- _Task_:
According to the excerpt on AT&T's rate of return, in which years was the prescribed rate of return revised?

>> BEGIN Text to read

This . Commission established a prescribed rate of return for the interstate telecommunications services of [AT & T in 1967 \ That prescription was revised in 1972, 1976, and 1981.
50 Fed.Reg. at 33,786 (1985) (footnotes omitted); see also 57 F.C.C.2d 960, 960 (1976) (“This proceeding represents the third time [1967,1972, & 1976] the Commission has considered the fair rate of return of [AT & T]____”). As a matter of logic, it is untenable to argue that remedying an excess rate of return represents a case of “first impression.” This is a core function of any rate regulator. As a matter of fact, the FCC twice before was confronted by AT & T rates in excess of the prescribed return. See infra at 1115-16.

>> END Text to read
>> BEGIN Listed records

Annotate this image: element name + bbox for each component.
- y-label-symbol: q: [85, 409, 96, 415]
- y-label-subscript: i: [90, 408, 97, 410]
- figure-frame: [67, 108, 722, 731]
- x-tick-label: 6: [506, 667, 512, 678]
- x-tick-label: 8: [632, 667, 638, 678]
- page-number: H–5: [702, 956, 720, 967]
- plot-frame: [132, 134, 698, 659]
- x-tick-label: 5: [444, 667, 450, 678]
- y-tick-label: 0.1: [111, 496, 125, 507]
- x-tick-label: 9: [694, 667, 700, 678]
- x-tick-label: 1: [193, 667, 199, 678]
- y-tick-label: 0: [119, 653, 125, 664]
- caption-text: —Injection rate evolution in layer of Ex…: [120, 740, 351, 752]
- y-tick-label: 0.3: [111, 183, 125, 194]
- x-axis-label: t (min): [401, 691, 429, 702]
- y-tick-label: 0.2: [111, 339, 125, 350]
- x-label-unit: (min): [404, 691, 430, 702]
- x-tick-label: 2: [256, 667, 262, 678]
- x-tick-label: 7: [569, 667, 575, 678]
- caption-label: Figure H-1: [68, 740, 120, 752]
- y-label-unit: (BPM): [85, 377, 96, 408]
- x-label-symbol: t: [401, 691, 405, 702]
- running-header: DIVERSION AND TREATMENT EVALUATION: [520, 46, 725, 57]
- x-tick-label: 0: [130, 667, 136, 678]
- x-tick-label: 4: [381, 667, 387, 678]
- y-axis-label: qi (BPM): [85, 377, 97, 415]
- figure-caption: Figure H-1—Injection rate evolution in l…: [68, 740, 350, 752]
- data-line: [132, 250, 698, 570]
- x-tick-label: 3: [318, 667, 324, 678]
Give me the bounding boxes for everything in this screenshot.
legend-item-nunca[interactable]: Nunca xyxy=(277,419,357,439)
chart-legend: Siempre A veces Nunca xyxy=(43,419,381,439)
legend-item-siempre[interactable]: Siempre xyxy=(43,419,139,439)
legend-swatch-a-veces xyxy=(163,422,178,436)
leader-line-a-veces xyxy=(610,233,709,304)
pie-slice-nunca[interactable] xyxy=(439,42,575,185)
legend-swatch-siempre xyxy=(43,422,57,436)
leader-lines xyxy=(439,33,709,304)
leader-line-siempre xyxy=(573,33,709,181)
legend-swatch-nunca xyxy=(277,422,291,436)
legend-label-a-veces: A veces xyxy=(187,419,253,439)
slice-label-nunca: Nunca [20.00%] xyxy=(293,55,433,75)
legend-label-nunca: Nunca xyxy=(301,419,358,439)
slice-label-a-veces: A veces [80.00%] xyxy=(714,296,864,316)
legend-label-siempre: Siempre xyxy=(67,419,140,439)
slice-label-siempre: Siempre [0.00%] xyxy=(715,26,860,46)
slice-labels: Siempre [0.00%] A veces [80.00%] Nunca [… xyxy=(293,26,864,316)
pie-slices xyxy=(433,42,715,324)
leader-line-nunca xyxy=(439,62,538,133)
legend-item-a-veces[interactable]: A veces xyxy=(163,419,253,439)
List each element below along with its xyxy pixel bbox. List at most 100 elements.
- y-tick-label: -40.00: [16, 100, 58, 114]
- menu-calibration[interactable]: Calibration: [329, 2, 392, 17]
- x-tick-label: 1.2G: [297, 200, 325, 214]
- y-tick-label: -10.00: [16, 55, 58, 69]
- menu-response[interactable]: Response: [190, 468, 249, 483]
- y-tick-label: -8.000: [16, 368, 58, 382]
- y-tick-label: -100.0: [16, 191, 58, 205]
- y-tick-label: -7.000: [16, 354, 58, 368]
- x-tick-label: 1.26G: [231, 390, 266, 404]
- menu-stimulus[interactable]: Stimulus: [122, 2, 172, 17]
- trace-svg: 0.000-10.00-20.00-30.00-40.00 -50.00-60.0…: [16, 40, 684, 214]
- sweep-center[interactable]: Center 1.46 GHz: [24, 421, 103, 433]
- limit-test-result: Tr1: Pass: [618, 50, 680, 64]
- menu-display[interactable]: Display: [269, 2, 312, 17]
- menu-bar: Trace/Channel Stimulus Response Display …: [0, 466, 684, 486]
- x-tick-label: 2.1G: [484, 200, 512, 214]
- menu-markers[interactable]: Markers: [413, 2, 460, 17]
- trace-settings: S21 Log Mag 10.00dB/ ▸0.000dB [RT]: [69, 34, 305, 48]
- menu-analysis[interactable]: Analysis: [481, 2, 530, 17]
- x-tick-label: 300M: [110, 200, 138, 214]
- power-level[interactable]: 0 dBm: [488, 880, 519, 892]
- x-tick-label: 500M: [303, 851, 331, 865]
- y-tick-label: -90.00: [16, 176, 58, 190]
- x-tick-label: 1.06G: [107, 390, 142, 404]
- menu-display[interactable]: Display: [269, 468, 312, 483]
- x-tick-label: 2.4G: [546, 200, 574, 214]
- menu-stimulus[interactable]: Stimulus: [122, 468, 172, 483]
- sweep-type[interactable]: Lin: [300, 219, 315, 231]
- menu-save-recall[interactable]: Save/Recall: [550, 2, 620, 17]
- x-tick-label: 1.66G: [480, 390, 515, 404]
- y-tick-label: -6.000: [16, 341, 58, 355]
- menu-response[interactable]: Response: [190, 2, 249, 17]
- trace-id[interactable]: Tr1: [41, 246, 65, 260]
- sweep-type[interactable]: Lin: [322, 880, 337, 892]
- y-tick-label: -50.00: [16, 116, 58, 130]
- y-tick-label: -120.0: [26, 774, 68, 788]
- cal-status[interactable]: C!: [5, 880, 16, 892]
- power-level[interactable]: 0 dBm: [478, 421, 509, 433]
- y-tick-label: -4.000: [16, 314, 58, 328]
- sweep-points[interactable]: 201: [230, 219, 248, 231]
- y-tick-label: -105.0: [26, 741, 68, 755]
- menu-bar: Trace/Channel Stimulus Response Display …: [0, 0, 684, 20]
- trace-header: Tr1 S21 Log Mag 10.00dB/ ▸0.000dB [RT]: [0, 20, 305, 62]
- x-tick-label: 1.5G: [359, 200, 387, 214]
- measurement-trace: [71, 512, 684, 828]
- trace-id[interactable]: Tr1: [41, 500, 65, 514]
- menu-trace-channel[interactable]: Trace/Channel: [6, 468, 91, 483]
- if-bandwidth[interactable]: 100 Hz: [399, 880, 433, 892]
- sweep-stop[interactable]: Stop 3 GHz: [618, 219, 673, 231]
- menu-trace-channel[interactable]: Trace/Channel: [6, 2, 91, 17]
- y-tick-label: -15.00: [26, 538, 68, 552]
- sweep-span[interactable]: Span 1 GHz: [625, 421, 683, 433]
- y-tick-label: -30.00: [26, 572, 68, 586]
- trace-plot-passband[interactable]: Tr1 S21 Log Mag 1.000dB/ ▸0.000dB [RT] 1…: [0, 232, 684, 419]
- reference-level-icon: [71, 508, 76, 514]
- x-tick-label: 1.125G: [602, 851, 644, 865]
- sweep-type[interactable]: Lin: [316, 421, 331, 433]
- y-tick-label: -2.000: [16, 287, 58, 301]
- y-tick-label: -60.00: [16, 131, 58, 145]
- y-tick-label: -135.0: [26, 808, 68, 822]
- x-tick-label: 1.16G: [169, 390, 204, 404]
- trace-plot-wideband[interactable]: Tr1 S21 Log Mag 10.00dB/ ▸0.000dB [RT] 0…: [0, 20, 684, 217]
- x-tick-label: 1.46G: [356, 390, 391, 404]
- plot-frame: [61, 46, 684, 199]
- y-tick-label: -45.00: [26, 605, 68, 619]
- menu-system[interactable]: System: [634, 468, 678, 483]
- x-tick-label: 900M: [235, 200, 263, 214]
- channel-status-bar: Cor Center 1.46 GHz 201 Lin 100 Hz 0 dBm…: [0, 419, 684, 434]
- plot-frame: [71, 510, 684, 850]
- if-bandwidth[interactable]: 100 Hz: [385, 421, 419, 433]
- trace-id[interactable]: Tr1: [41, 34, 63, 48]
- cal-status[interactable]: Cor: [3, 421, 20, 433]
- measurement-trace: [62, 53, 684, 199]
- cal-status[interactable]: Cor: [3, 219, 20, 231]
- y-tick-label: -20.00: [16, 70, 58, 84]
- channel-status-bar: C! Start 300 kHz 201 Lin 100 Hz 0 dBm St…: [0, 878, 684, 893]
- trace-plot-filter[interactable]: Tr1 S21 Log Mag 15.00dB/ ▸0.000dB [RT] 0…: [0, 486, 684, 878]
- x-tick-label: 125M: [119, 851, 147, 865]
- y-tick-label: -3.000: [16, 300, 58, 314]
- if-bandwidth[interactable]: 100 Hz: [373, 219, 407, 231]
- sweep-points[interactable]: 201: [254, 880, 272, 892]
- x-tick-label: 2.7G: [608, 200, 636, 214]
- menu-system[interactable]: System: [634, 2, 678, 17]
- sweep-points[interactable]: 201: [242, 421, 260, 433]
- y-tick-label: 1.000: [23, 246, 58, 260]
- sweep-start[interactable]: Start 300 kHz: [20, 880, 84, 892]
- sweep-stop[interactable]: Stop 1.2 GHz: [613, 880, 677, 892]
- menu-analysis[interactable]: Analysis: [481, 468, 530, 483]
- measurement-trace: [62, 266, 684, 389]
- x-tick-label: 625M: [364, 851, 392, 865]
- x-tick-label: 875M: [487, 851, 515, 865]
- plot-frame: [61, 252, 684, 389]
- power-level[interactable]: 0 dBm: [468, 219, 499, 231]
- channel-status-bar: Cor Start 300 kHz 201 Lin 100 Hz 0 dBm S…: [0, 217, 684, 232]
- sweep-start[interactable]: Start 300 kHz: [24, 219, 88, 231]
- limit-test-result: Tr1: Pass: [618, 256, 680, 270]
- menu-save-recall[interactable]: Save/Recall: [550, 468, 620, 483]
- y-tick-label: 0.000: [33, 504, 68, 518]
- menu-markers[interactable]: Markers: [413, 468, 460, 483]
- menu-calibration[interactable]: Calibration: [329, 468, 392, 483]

>> END Listed records

- _The result_:
1972, 1976, and 1981.